#### Stored data
------

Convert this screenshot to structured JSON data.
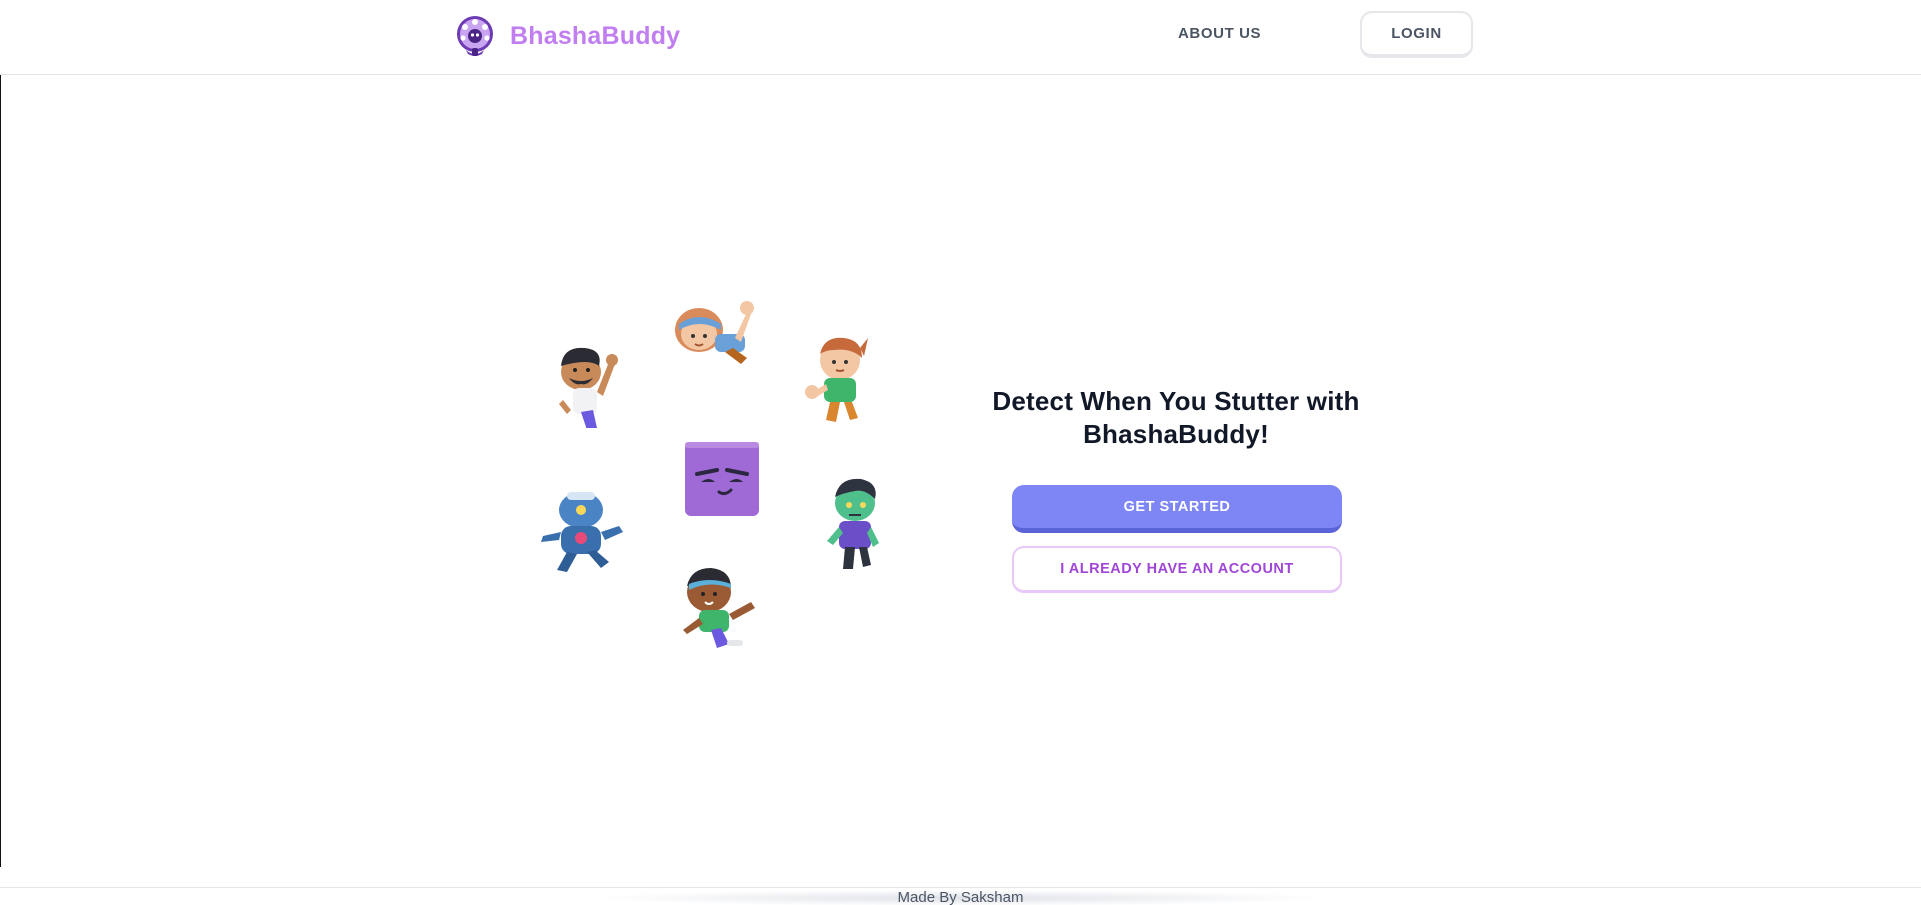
{
  "header": {
    "brand_name": "BhashaBuddy",
    "nav_about": "ABOUT US",
    "login_label": "LOGIN"
  },
  "hero": {
    "headline_line1": "Detect When You Stutter with",
    "headline_line2": "BhashaBuddy!",
    "get_started_label": "GET STARTED",
    "have_account_label": "I ALREADY HAVE AN ACCOUNT"
  },
  "footer": {
    "credit": "Made By Saksham"
  },
  "colors": {
    "brand": "#c17ef0",
    "primary": "#7d86f4",
    "secondary_text": "#a046d6",
    "mascot": "#a06ad6"
  }
}
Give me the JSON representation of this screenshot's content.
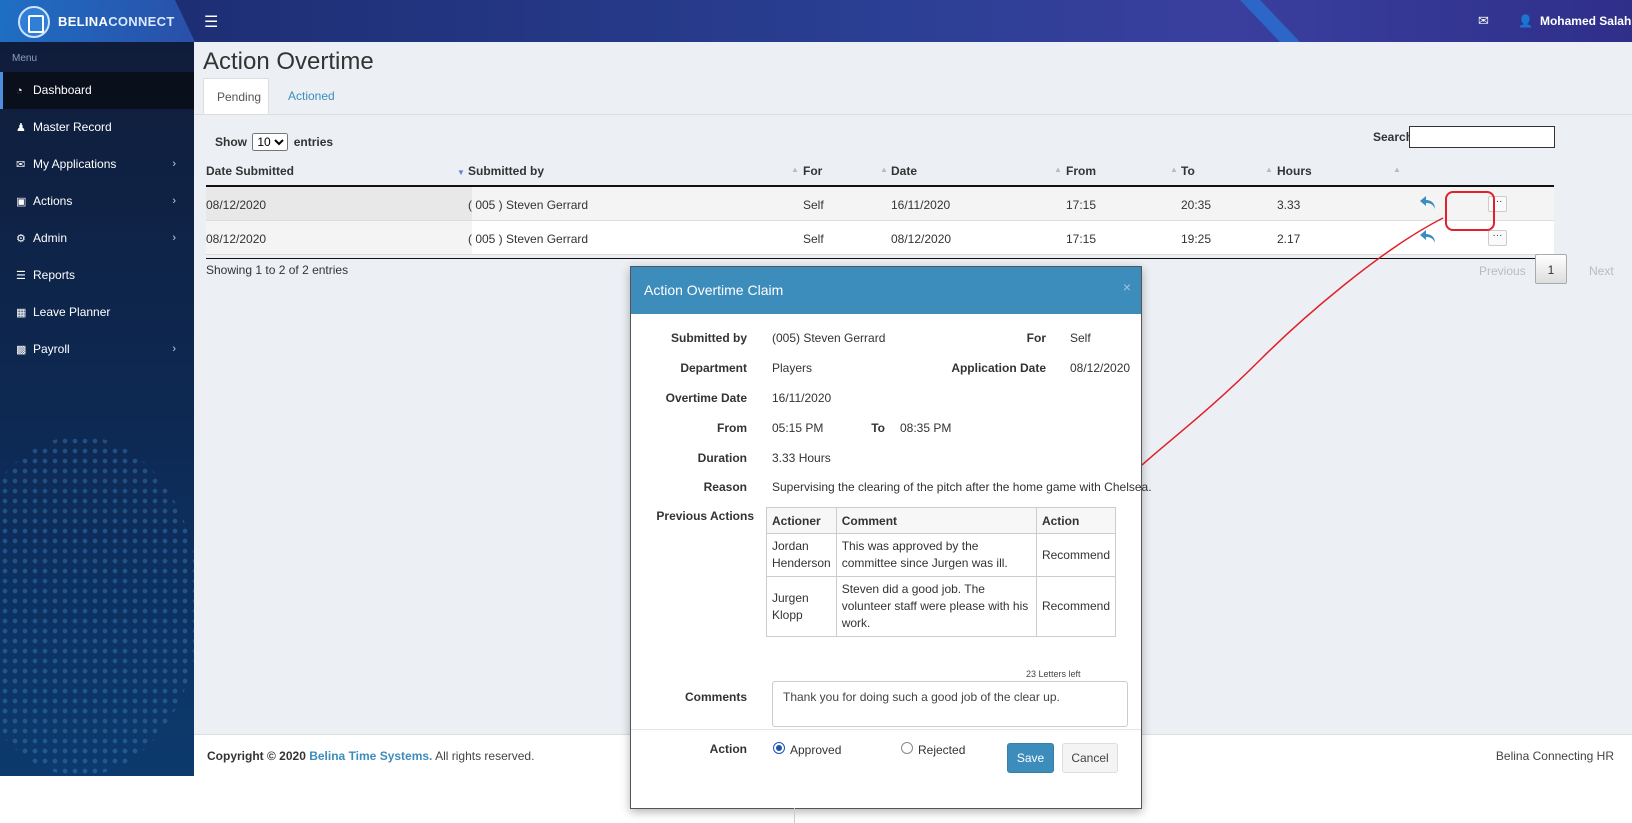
{
  "header": {
    "brand_part1": "BELINA",
    "brand_part2": "CONNECT",
    "user_name": "Mohamed Salah",
    "icons": {
      "menu": "hamburger-icon",
      "mail": "envelope-icon",
      "user": "user-icon"
    }
  },
  "sidebar": {
    "menu_label": "Menu",
    "items": [
      {
        "label": "Dashboard",
        "icon": "dashboard-icon",
        "active": true,
        "has_children": false
      },
      {
        "label": "Master Record",
        "icon": "user-icon",
        "active": false,
        "has_children": false
      },
      {
        "label": "My Applications",
        "icon": "envelope-icon",
        "active": false,
        "has_children": true
      },
      {
        "label": "Actions",
        "icon": "inbox-icon",
        "active": false,
        "has_children": true
      },
      {
        "label": "Admin",
        "icon": "gear-icon",
        "active": false,
        "has_children": true
      },
      {
        "label": "Reports",
        "icon": "book-icon",
        "active": false,
        "has_children": false
      },
      {
        "label": "Leave Planner",
        "icon": "calendar-icon",
        "active": false,
        "has_children": false
      },
      {
        "label": "Payroll",
        "icon": "money-icon",
        "active": false,
        "has_children": true
      }
    ]
  },
  "page": {
    "title": "Action Overtime",
    "tabs": [
      {
        "label": "Pending",
        "active": true
      },
      {
        "label": "Actioned",
        "active": false
      }
    ]
  },
  "table": {
    "show_label": "Show",
    "entries_label": "entries",
    "page_size": "10",
    "search_label": "Search:",
    "search_value": "",
    "columns": [
      "Date Submitted",
      "Submitted by",
      "For",
      "Date",
      "From",
      "To",
      "Hours"
    ],
    "rows": [
      {
        "date_submitted": "08/12/2020",
        "submitted_by": "( 005 )  Steven  Gerrard",
        "for": "Self",
        "date": "16/11/2020",
        "from": "17:15",
        "to": "20:35",
        "hours": "3.33"
      },
      {
        "date_submitted": "08/12/2020",
        "submitted_by": "( 005 )  Steven  Gerrard",
        "for": "Self",
        "date": "08/12/2020",
        "from": "17:15",
        "to": "19:25",
        "hours": "2.17"
      }
    ],
    "more_label": "···",
    "showing_text": "Showing 1 to 2 of 2 entries",
    "pager": {
      "previous": "Previous",
      "current": "1",
      "next": "Next"
    }
  },
  "modal": {
    "title": "Action Overtime Claim",
    "close_label": "×",
    "submitted_by_label": "Submitted by",
    "submitted_by_value": "(005) Steven Gerrard",
    "for_label": "For",
    "for_value": "Self",
    "department_label": "Department",
    "department_value": "Players",
    "application_date_label": "Application Date",
    "application_date_value": "08/12/2020",
    "overtime_date_label": "Overtime Date",
    "overtime_date_value": "16/11/2020",
    "from_label": "From",
    "from_value": "05:15 PM",
    "to_label": "To",
    "to_value": "08:35 PM",
    "duration_label": "Duration",
    "duration_value": "3.33 Hours",
    "reason_label": "Reason",
    "reason_value": "Supervising the clearing of the pitch after the home game with Chelsea.",
    "previous_actions_label": "Previous Actions",
    "previous_actions": {
      "columns": [
        "Actioner",
        "Comment",
        "Action"
      ],
      "rows": [
        {
          "actioner": "Jordan Henderson",
          "comment": "This was approved by the committee since Jurgen was ill.",
          "action": "Recommend"
        },
        {
          "actioner": "Jurgen Klopp",
          "comment": "Steven did a good job. The volunteer staff were please with his work.",
          "action": "Recommend"
        }
      ]
    },
    "letters_left": "23 Letters left",
    "comments_label": "Comments",
    "comments_value": "Thank you for doing such a good job of the clear up.",
    "action_label": "Action",
    "action_options": [
      {
        "label": "Approved",
        "checked": true
      },
      {
        "label": "Rejected",
        "checked": false
      }
    ],
    "save_label": "Save",
    "cancel_label": "Cancel"
  },
  "footer": {
    "copyright_prefix": "Copyright © 2020",
    "company": "Belina Time Systems.",
    "rights": "All rights reserved.",
    "tagline": "Belina Connecting HR"
  },
  "colors": {
    "primary": "#3c8dbc",
    "sidebar_bg": "#101d3a",
    "topbar": "#2b3f94",
    "annotation": "#e0202a"
  }
}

------

#### The problem
Restate the records above in full, word for word. Keep pictures out.

#### Problem solution
Convert this screenshot to structured JSON data.
{
  "header": {
    "brand_name": "BhashaBuddy",
    "nav_about": "ABOUT US",
    "login_label": "LOGIN"
  },
  "hero": {
    "headline_line1": "Detect When You Stutter with",
    "headline_line2": "BhashaBuddy!",
    "get_started_label": "GET STARTED",
    "have_account_label": "I ALREADY HAVE AN ACCOUNT"
  },
  "footer": {
    "credit": "Made By Saksham"
  },
  "colors": {
    "brand": "#c17ef0",
    "primary": "#7d86f4",
    "secondary_text": "#a046d6",
    "mascot": "#a06ad6"
  }
}
Give me the JSON representation of this screenshot's content.
{
  "header": {
    "brand_part1": "BELINA",
    "brand_part2": "CONNECT",
    "user_name": "Mohamed Salah",
    "icons": {
      "menu": "hamburger-icon",
      "mail": "envelope-icon",
      "user": "user-icon"
    }
  },
  "sidebar": {
    "menu_label": "Menu",
    "items": [
      {
        "label": "Dashboard",
        "icon": "dashboard-icon",
        "active": true,
        "has_children": false
      },
      {
        "label": "Master Record",
        "icon": "user-icon",
        "active": false,
        "has_children": false
      },
      {
        "label": "My Applications",
        "icon": "envelope-icon",
        "active": false,
        "has_children": true
      },
      {
        "label": "Actions",
        "icon": "inbox-icon",
        "active": false,
        "has_children": true
      },
      {
        "label": "Admin",
        "icon": "gear-icon",
        "active": false,
        "has_children": true
      },
      {
        "label": "Reports",
        "icon": "book-icon",
        "active": false,
        "has_children": false
      },
      {
        "label": "Leave Planner",
        "icon": "calendar-icon",
        "active": false,
        "has_children": false
      },
      {
        "label": "Payroll",
        "icon": "money-icon",
        "active": false,
        "has_children": true
      }
    ]
  },
  "page": {
    "title": "Action Overtime",
    "tabs": [
      {
        "label": "Pending",
        "active": true
      },
      {
        "label": "Actioned",
        "active": false
      }
    ]
  },
  "table": {
    "show_label": "Show",
    "entries_label": "entries",
    "page_size": "10",
    "search_label": "Search:",
    "search_value": "",
    "columns": [
      "Date Submitted",
      "Submitted by",
      "For",
      "Date",
      "From",
      "To",
      "Hours"
    ],
    "rows": [
      {
        "date_submitted": "08/12/2020",
        "submitted_by": "( 005 )  Steven  Gerrard",
        "for": "Self",
        "date": "16/11/2020",
        "from": "17:15",
        "to": "20:35",
        "hours": "3.33"
      },
      {
        "date_submitted": "08/12/2020",
        "submitted_by": "( 005 )  Steven  Gerrard",
        "for": "Self",
        "date": "08/12/2020",
        "from": "17:15",
        "to": "19:25",
        "hours": "2.17"
      }
    ],
    "more_label": "···",
    "showing_text": "Showing 1 to 2 of 2 entries",
    "pager": {
      "previous": "Previous",
      "current": "1",
      "next": "Next"
    }
  },
  "modal": {
    "title": "Action Overtime Claim",
    "close_label": "×",
    "submitted_by_label": "Submitted by",
    "submitted_by_value": "(005) Steven Gerrard",
    "for_label": "For",
    "for_value": "Self",
    "department_label": "Department",
    "department_value": "Players",
    "application_date_label": "Application Date",
    "application_date_value": "08/12/2020",
    "overtime_date_label": "Overtime Date",
    "overtime_date_value": "16/11/2020",
    "from_label": "From",
    "from_value": "05:15 PM",
    "to_label": "To",
    "to_value": "08:35 PM",
    "duration_label": "Duration",
    "duration_value": "3.33 Hours",
    "reason_label": "Reason",
    "reason_value": "Supervising the clearing of the pitch after the home game with Chelsea.",
    "previous_actions_label": "Previous Actions",
    "previous_actions": {
      "columns": [
        "Actioner",
        "Comment",
        "Action"
      ],
      "rows": [
        {
          "actioner": "Jordan Henderson",
          "comment": "This was approved by the committee since Jurgen was ill.",
          "action": "Recommend"
        },
        {
          "actioner": "Jurgen Klopp",
          "comment": "Steven did a good job. The volunteer staff were please with his work.",
          "action": "Recommend"
        }
      ]
    },
    "letters_left": "23 Letters left",
    "comments_label": "Comments",
    "comments_value": "Thank you for doing such a good job of the clear up.",
    "action_label": "Action",
    "action_options": [
      {
        "label": "Approved",
        "checked": true
      },
      {
        "label": "Rejected",
        "checked": false
      }
    ],
    "save_label": "Save",
    "cancel_label": "Cancel"
  },
  "footer": {
    "copyright_prefix": "Copyright © 2020",
    "company": "Belina Time Systems.",
    "rights": "All rights reserved.",
    "tagline": "Belina Connecting HR"
  },
  "colors": {
    "primary": "#3c8dbc",
    "sidebar_bg": "#101d3a",
    "topbar": "#2b3f94",
    "annotation": "#e0202a"
  }
}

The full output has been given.